Write the material out again in full, word for word. Do not include the pictures.
>> START Input records
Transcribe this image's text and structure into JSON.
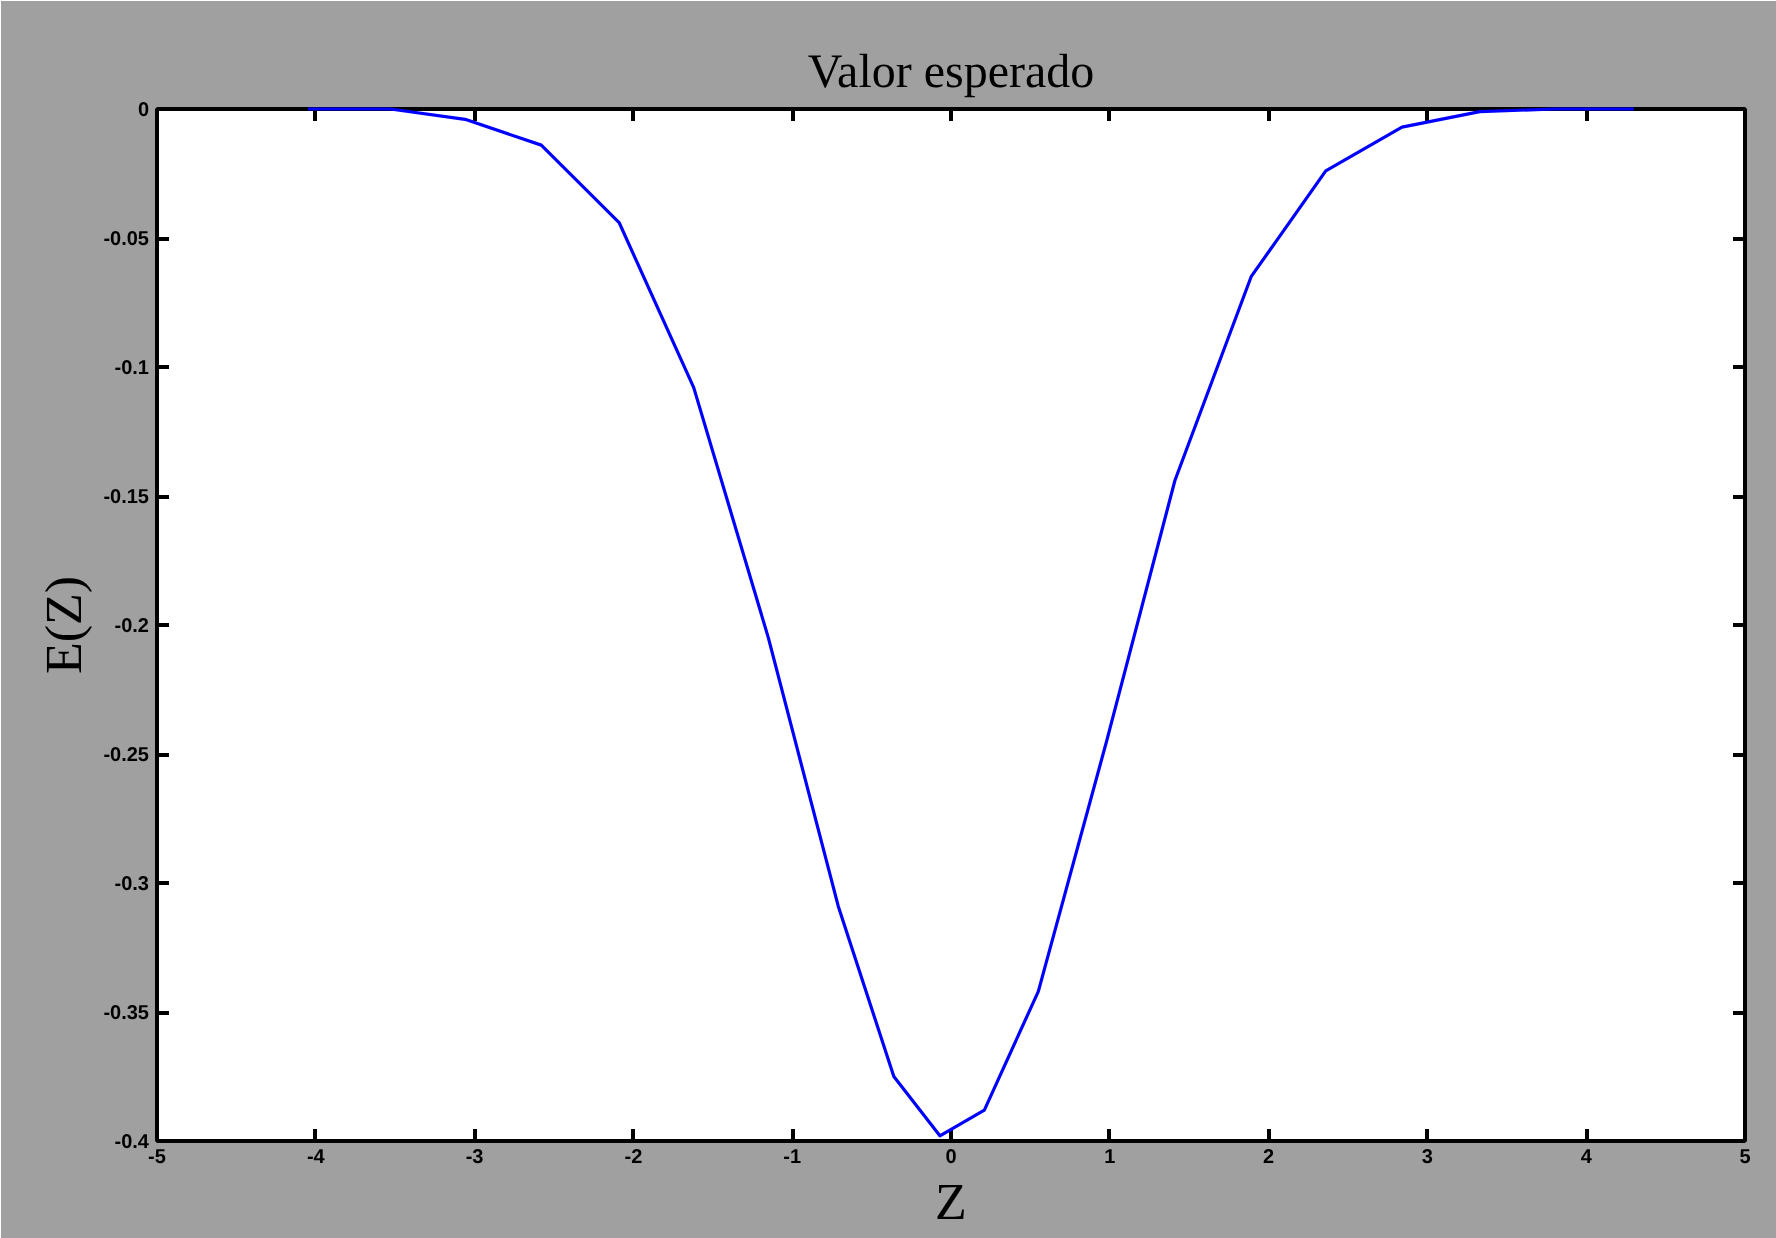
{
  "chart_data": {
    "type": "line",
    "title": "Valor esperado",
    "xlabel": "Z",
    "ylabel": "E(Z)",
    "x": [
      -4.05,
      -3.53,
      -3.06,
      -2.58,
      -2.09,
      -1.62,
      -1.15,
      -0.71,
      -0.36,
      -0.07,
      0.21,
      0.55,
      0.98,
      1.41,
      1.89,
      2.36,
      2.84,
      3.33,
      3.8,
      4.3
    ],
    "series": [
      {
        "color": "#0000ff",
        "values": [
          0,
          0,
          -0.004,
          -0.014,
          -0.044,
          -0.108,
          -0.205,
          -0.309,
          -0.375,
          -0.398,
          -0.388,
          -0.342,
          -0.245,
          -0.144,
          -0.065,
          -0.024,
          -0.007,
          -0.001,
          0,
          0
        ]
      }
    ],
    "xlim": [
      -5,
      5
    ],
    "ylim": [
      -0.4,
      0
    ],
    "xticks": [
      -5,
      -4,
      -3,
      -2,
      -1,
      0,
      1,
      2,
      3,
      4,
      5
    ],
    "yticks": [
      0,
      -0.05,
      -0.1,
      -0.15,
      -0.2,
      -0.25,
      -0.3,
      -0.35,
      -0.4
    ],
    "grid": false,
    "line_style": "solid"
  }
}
>> END Input records
• _Task response_
Transcribe this image's text and structure into JSON.
{
  "chart_data": {
    "type": "line",
    "title": "Valor esperado",
    "xlabel": "Z",
    "ylabel": "E(Z)",
    "x": [
      -4.05,
      -3.53,
      -3.06,
      -2.58,
      -2.09,
      -1.62,
      -1.15,
      -0.71,
      -0.36,
      -0.07,
      0.21,
      0.55,
      0.98,
      1.41,
      1.89,
      2.36,
      2.84,
      3.33,
      3.8,
      4.3
    ],
    "series": [
      {
        "color": "#0000ff",
        "values": [
          0,
          0,
          -0.004,
          -0.014,
          -0.044,
          -0.108,
          -0.205,
          -0.309,
          -0.375,
          -0.398,
          -0.388,
          -0.342,
          -0.245,
          -0.144,
          -0.065,
          -0.024,
          -0.007,
          -0.001,
          0,
          0
        ]
      }
    ],
    "xlim": [
      -5,
      5
    ],
    "ylim": [
      -0.4,
      0
    ],
    "xticks": [
      -5,
      -4,
      -3,
      -2,
      -1,
      0,
      1,
      2,
      3,
      4,
      5
    ],
    "yticks": [
      0,
      -0.05,
      -0.1,
      -0.15,
      -0.2,
      -0.25,
      -0.3,
      -0.35,
      -0.4
    ],
    "grid": false,
    "line_style": "solid"
  }
}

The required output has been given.